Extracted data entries
'''
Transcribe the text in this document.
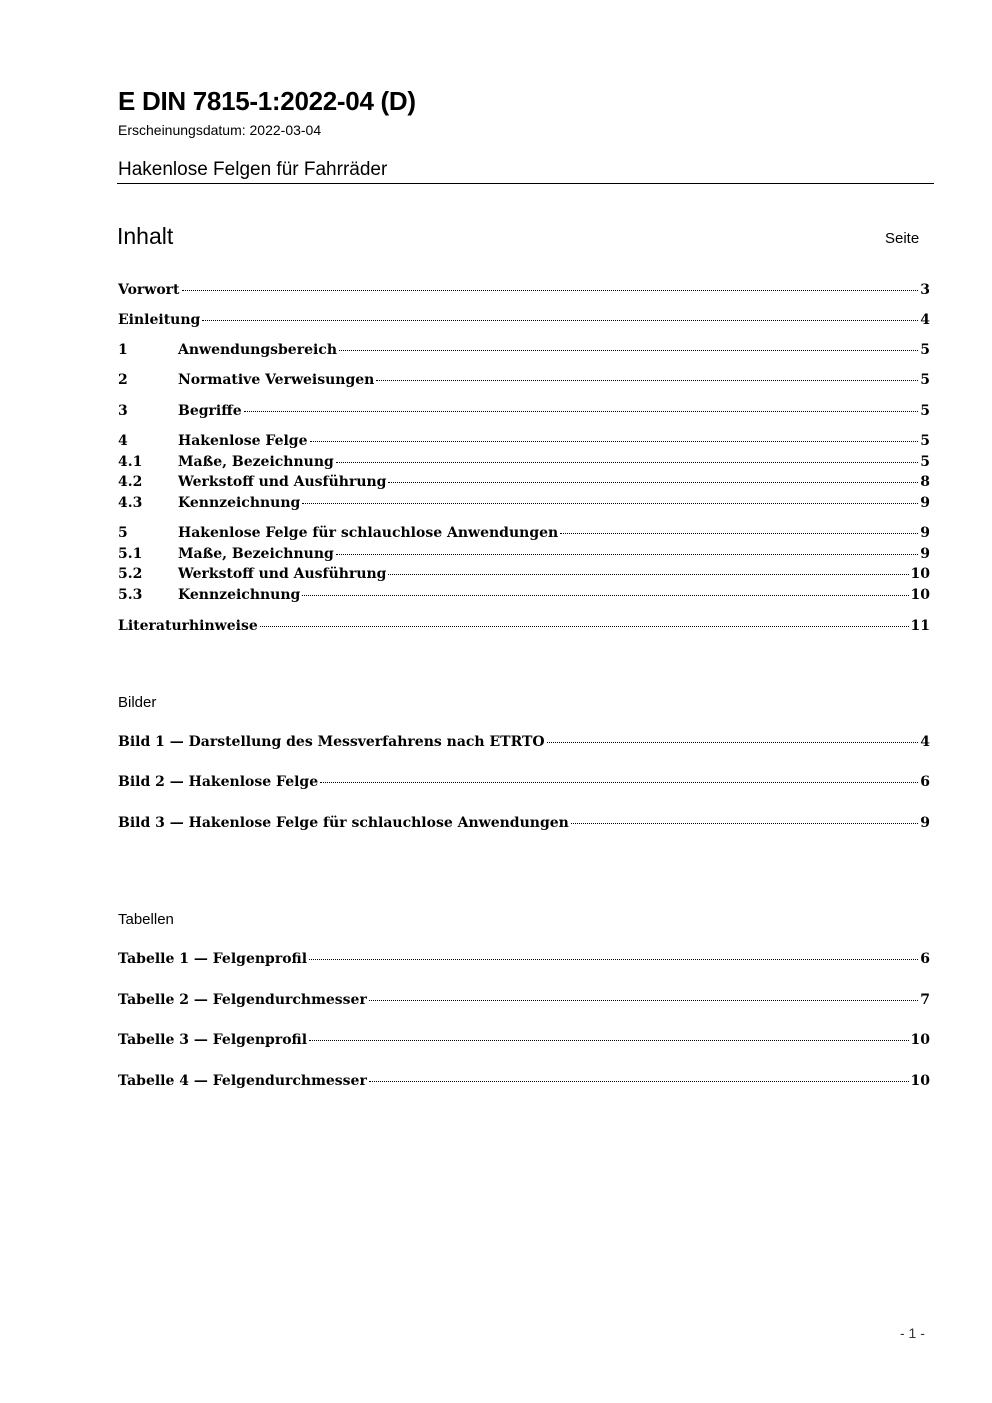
E DIN 7815-1:2022-04 (D)
Erscheinungsdatum: 2022-03-04
Hakenlose Felgen für Fahrräder
Inhalt	Seite
Vorwort	3
Einleitung	4
1	Anwendungsbereich	5
2	Normative Verweisungen	5
3	Begriffe	5
4	Hakenlose Felge	5
4.1	Maße, Bezeichnung	5
4.2	Werkstoff und Ausführung	8
4.3	Kennzeichnung	9
5	Hakenlose Felge für schlauchlose Anwendungen	9
5.1	Maße, Bezeichnung	9
5.2	Werkstoff und Ausführung	10
5.3	Kennzeichnung	10
Literaturhinweise	11
Bilder
Bild 1 — Darstellung des Messverfahrens nach ETRTO	4
Bild 2 — Hakenlose Felge	6
Bild 3 — Hakenlose Felge für schlauchlose Anwendungen	9
Tabellen
Tabelle 1 — Felgenprofil	6
Tabelle 2 — Felgendurchmesser	7
Tabelle 3 — Felgenprofil	10
Tabelle 4 — Felgendurchmesser	10
- 1 -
'''
What to do: Only the number is wanted: how many lines above include the word "Ausführung"?

Solution for this exercise: 2